## [Task description]
Copy the lines holding the word "made", all of them.

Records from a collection

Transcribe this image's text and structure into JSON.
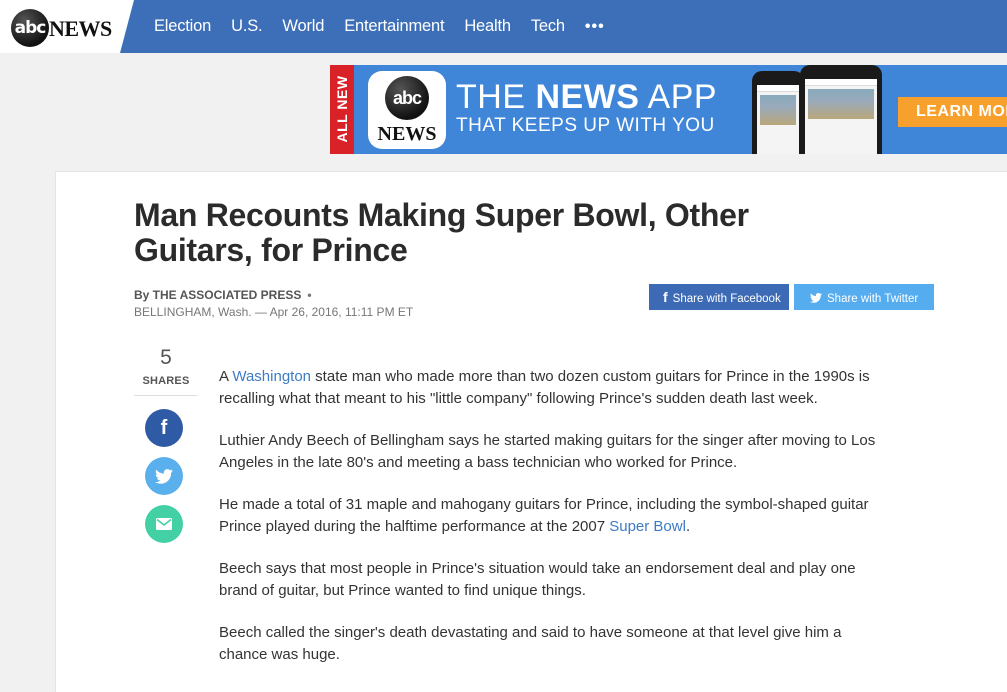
{
  "header": {
    "logo_abc": "abc",
    "logo_news": "NEWS",
    "nav": [
      "Election",
      "U.S.",
      "World",
      "Entertainment",
      "Health",
      "Tech"
    ],
    "more": "•••"
  },
  "ad": {
    "badge": "ALL NEW",
    "icon_abc": "abc",
    "icon_news": "NEWS",
    "line1_pre": "THE ",
    "line1_bold": "NEWS",
    "line1_post": " APP",
    "line2": "THAT KEEPS UP WITH YOU",
    "cta": "LEARN MORE"
  },
  "article": {
    "headline": "Man Recounts Making Super Bowl, Other Guitars, for Prince",
    "byline": "By THE ASSOCIATED PRESS",
    "byline_dot": "•",
    "dateline": "BELLINGHAM, Wash. — Apr 26, 2016, 11:11 PM ET",
    "share_facebook": "Share with Facebook",
    "share_twitter": "Share with Twitter",
    "share_count": "5",
    "share_label": "SHARES",
    "p1_pre": "A ",
    "p1_link": "Washington",
    "p1_post": " state man who made more than two dozen custom guitars for Prince in the 1990s is recalling what that meant to his \"little company\" following Prince's sudden death last week.",
    "p2": "Luthier Andy Beech of Bellingham says he started making guitars for the singer after moving to Los Angeles in the late 80's and meeting a bass technician who worked for Prince.",
    "p3_pre": "He made a total of 31 maple and mahogany guitars for Prince, including the symbol-shaped guitar Prince played during the halftime performance at the 2007 ",
    "p3_link": "Super Bowl",
    "p3_post": ".",
    "p4": "Beech says that most people in Prince's situation would take an endorsement deal and play one brand of guitar, but Prince wanted to find unique things.",
    "p5": "Beech called the singer's death devastating and said to have someone at that level give him a chance was huge."
  },
  "colors": {
    "nav_bg": "#3d6fb8",
    "ad_bg": "#3f86d8",
    "ad_badge": "#d92128",
    "ad_cta": "#f7a02b",
    "facebook": "#3c6ab4",
    "twitter": "#55acee",
    "email": "#44d0a5",
    "link": "#3c7bc6"
  },
  "icons": [
    "facebook-icon",
    "twitter-icon",
    "email-icon",
    "more-dots-icon"
  ]
}
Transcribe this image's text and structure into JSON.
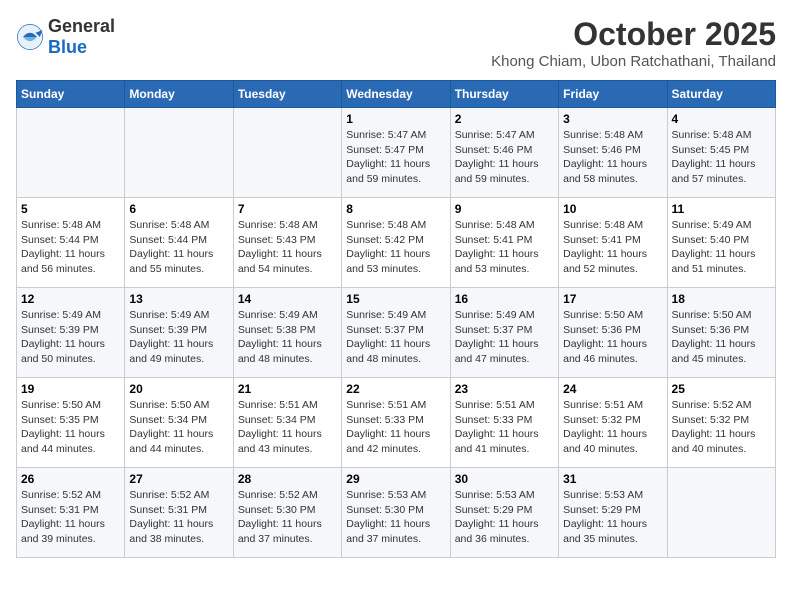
{
  "logo": {
    "general": "General",
    "blue": "Blue"
  },
  "title": "October 2025",
  "subtitle": "Khong Chiam, Ubon Ratchathani, Thailand",
  "headers": [
    "Sunday",
    "Monday",
    "Tuesday",
    "Wednesday",
    "Thursday",
    "Friday",
    "Saturday"
  ],
  "weeks": [
    [
      {
        "day": "",
        "info": ""
      },
      {
        "day": "",
        "info": ""
      },
      {
        "day": "",
        "info": ""
      },
      {
        "day": "1",
        "info": "Sunrise: 5:47 AM\nSunset: 5:47 PM\nDaylight: 11 hours\nand 59 minutes."
      },
      {
        "day": "2",
        "info": "Sunrise: 5:47 AM\nSunset: 5:46 PM\nDaylight: 11 hours\nand 59 minutes."
      },
      {
        "day": "3",
        "info": "Sunrise: 5:48 AM\nSunset: 5:46 PM\nDaylight: 11 hours\nand 58 minutes."
      },
      {
        "day": "4",
        "info": "Sunrise: 5:48 AM\nSunset: 5:45 PM\nDaylight: 11 hours\nand 57 minutes."
      }
    ],
    [
      {
        "day": "5",
        "info": "Sunrise: 5:48 AM\nSunset: 5:44 PM\nDaylight: 11 hours\nand 56 minutes."
      },
      {
        "day": "6",
        "info": "Sunrise: 5:48 AM\nSunset: 5:44 PM\nDaylight: 11 hours\nand 55 minutes."
      },
      {
        "day": "7",
        "info": "Sunrise: 5:48 AM\nSunset: 5:43 PM\nDaylight: 11 hours\nand 54 minutes."
      },
      {
        "day": "8",
        "info": "Sunrise: 5:48 AM\nSunset: 5:42 PM\nDaylight: 11 hours\nand 53 minutes."
      },
      {
        "day": "9",
        "info": "Sunrise: 5:48 AM\nSunset: 5:41 PM\nDaylight: 11 hours\nand 53 minutes."
      },
      {
        "day": "10",
        "info": "Sunrise: 5:48 AM\nSunset: 5:41 PM\nDaylight: 11 hours\nand 52 minutes."
      },
      {
        "day": "11",
        "info": "Sunrise: 5:49 AM\nSunset: 5:40 PM\nDaylight: 11 hours\nand 51 minutes."
      }
    ],
    [
      {
        "day": "12",
        "info": "Sunrise: 5:49 AM\nSunset: 5:39 PM\nDaylight: 11 hours\nand 50 minutes."
      },
      {
        "day": "13",
        "info": "Sunrise: 5:49 AM\nSunset: 5:39 PM\nDaylight: 11 hours\nand 49 minutes."
      },
      {
        "day": "14",
        "info": "Sunrise: 5:49 AM\nSunset: 5:38 PM\nDaylight: 11 hours\nand 48 minutes."
      },
      {
        "day": "15",
        "info": "Sunrise: 5:49 AM\nSunset: 5:37 PM\nDaylight: 11 hours\nand 48 minutes."
      },
      {
        "day": "16",
        "info": "Sunrise: 5:49 AM\nSunset: 5:37 PM\nDaylight: 11 hours\nand 47 minutes."
      },
      {
        "day": "17",
        "info": "Sunrise: 5:50 AM\nSunset: 5:36 PM\nDaylight: 11 hours\nand 46 minutes."
      },
      {
        "day": "18",
        "info": "Sunrise: 5:50 AM\nSunset: 5:36 PM\nDaylight: 11 hours\nand 45 minutes."
      }
    ],
    [
      {
        "day": "19",
        "info": "Sunrise: 5:50 AM\nSunset: 5:35 PM\nDaylight: 11 hours\nand 44 minutes."
      },
      {
        "day": "20",
        "info": "Sunrise: 5:50 AM\nSunset: 5:34 PM\nDaylight: 11 hours\nand 44 minutes."
      },
      {
        "day": "21",
        "info": "Sunrise: 5:51 AM\nSunset: 5:34 PM\nDaylight: 11 hours\nand 43 minutes."
      },
      {
        "day": "22",
        "info": "Sunrise: 5:51 AM\nSunset: 5:33 PM\nDaylight: 11 hours\nand 42 minutes."
      },
      {
        "day": "23",
        "info": "Sunrise: 5:51 AM\nSunset: 5:33 PM\nDaylight: 11 hours\nand 41 minutes."
      },
      {
        "day": "24",
        "info": "Sunrise: 5:51 AM\nSunset: 5:32 PM\nDaylight: 11 hours\nand 40 minutes."
      },
      {
        "day": "25",
        "info": "Sunrise: 5:52 AM\nSunset: 5:32 PM\nDaylight: 11 hours\nand 40 minutes."
      }
    ],
    [
      {
        "day": "26",
        "info": "Sunrise: 5:52 AM\nSunset: 5:31 PM\nDaylight: 11 hours\nand 39 minutes."
      },
      {
        "day": "27",
        "info": "Sunrise: 5:52 AM\nSunset: 5:31 PM\nDaylight: 11 hours\nand 38 minutes."
      },
      {
        "day": "28",
        "info": "Sunrise: 5:52 AM\nSunset: 5:30 PM\nDaylight: 11 hours\nand 37 minutes."
      },
      {
        "day": "29",
        "info": "Sunrise: 5:53 AM\nSunset: 5:30 PM\nDaylight: 11 hours\nand 37 minutes."
      },
      {
        "day": "30",
        "info": "Sunrise: 5:53 AM\nSunset: 5:29 PM\nDaylight: 11 hours\nand 36 minutes."
      },
      {
        "day": "31",
        "info": "Sunrise: 5:53 AM\nSunset: 5:29 PM\nDaylight: 11 hours\nand 35 minutes."
      },
      {
        "day": "",
        "info": ""
      }
    ]
  ]
}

## [Exercise output]
    "p1_post": " state man who made more than two dozen custom guitars for Prince in the 1990s is recalling what that meant to his \"little company\" following Prince's sudden death last week.",
    "p3_pre": "He made a total of 31 maple and mahogany guitars for Prince, including the symbol-shaped guitar Prince played during the halftime performance at the 2007 ",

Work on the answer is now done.